━━ Source records

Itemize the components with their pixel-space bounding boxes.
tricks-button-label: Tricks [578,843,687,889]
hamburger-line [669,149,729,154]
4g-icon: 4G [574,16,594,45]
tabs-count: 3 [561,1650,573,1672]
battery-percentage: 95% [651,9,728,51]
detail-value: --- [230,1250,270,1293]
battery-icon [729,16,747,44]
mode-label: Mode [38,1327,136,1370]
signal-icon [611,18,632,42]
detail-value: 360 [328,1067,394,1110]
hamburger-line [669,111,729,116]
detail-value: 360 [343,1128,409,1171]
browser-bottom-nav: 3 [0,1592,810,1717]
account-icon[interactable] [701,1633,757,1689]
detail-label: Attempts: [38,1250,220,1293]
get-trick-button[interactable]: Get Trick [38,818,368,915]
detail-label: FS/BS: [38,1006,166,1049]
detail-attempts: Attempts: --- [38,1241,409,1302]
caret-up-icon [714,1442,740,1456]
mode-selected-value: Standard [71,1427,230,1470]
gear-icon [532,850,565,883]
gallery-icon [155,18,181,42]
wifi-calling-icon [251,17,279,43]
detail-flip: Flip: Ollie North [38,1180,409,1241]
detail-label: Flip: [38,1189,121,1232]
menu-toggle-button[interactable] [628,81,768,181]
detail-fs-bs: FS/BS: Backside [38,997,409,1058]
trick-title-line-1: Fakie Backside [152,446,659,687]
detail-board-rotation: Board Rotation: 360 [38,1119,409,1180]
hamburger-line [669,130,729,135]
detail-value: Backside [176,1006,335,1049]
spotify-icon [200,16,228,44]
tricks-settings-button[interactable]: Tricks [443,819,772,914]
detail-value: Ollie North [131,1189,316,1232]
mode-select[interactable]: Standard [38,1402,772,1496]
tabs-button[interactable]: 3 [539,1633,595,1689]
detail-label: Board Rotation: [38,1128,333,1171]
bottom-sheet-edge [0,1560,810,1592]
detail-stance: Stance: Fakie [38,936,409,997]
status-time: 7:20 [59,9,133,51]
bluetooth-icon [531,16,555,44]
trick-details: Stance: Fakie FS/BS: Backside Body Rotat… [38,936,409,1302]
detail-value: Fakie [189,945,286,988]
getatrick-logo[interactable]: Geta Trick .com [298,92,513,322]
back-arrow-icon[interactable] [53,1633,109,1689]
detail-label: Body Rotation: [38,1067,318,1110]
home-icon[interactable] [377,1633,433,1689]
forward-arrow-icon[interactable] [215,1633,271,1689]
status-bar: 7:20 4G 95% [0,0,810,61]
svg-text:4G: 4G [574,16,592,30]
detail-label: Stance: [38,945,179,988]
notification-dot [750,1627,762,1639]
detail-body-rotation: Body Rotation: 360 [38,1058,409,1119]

━━━━

* [The problem]:
Can you convert every line of the data above into a JSON list of strings, one string per line, leaving out any blank lines?

* [Response to the task]:
[
  "Itemize the components with their pixel-space bounding boxes.",
  "tricks-button-label: Tricks [578,843,687,889]",
  "hamburger-line [669,149,729,154]",
  "4g-icon: 4G [574,16,594,45]",
  "tabs-count: 3 [561,1650,573,1672]",
  "battery-percentage: 95% [651,9,728,51]",
  "detail-value: --- [230,1250,270,1293]",
  "battery-icon [729,16,747,44]",
  "mode-label: Mode [38,1327,136,1370]",
  "signal-icon [611,18,632,42]",
  "detail-value: 360 [328,1067,394,1110]",
  "hamburger-line [669,111,729,116]",
  "detail-value: 360 [343,1128,409,1171]",
  "browser-bottom-nav: 3 [0,1592,810,1717]",
  "account-icon[interactable] [701,1633,757,1689]",
  "detail-label: Attempts: [38,1250,220,1293]",
  "get-trick-button[interactable]: Get Trick [38,818,368,915]",
  "detail-label: FS/BS: [38,1006,166,1049]",
  "detail-attempts: Attempts: --- [38,1241,409,1302]",
  "caret-up-icon [714,1442,740,1456]",
  "mode-selected-value: Standard [71,1427,230,1470]",
  "gear-icon [532,850,565,883]",
  "gallery-icon [155,18,181,42]",
  "wifi-calling-icon [251,17,279,43]",
  "detail-flip: Flip: Ollie North [38,1180,409,1241]",
  "detail-label: Flip: [38,1189,121,1232]",
  "menu-toggle-button[interactable] [628,81,768,181]",
  "detail-fs-bs: FS/BS: Backside [38,997,409,1058]",
  "trick-title-line-1: Fakie Backside [152,446,659,687]",
  "detail-board-rotation: Board Rotation: 360 [38,1119,409,1180]",
  "hamburger-line [669,130,729,135]",
  "detail-value: Backside [176,1006,335,1049]",
  "spotify-icon [200,16,228,44]",
  "tricks-settings-button[interactable]: Tricks [443,819,772,914]",
  "detail-value: Ollie North [131,1189,316,1232]",
  "mode-select[interactable]: Standard [38,1402,772,1496]",
  "tabs-button[interactable]: 3 [539,1633,595,1689]",
  "detail-label: Board Rotation: [38,1128,333,1171]",
  "bottom-sheet-edge [0,1560,810,1592]",
  "detail-stance: Stance: Fakie [38,936,409,997]",
  "status-time: 7:20 [59,9,133,51]",
  "bluetooth-icon [531,16,555,44]",
  "trick-details: Stance: Fakie FS/BS: Backside Body Rotat… [38,936,409,1302]",
  "detail-value: Fakie [189,945,286,988]",
  "getatrick-logo[interactable]: Geta Trick .com [298,92,513,322]",
  "back-arrow-icon[interactable] [53,1633,109,1689]",
  "detail-label: Body Rotation: [38,1067,318,1110]",
  "home-icon[interactable] [377,1633,433,1689]",
  "forward-arrow-icon[interactable] [215,1633,271,1689]",
  "status-bar: 7:20 4G 95% [0,0,810,61]",
  "svg-text:4G: 4G [574,16,592,30]",
  "detail-label: Stance: [38,945,179,988]",
  "notification-dot [750,1627,762,1639]",
  "detail-body-rotation: Body Rotation: 360 [38,1058,409,1119]"
]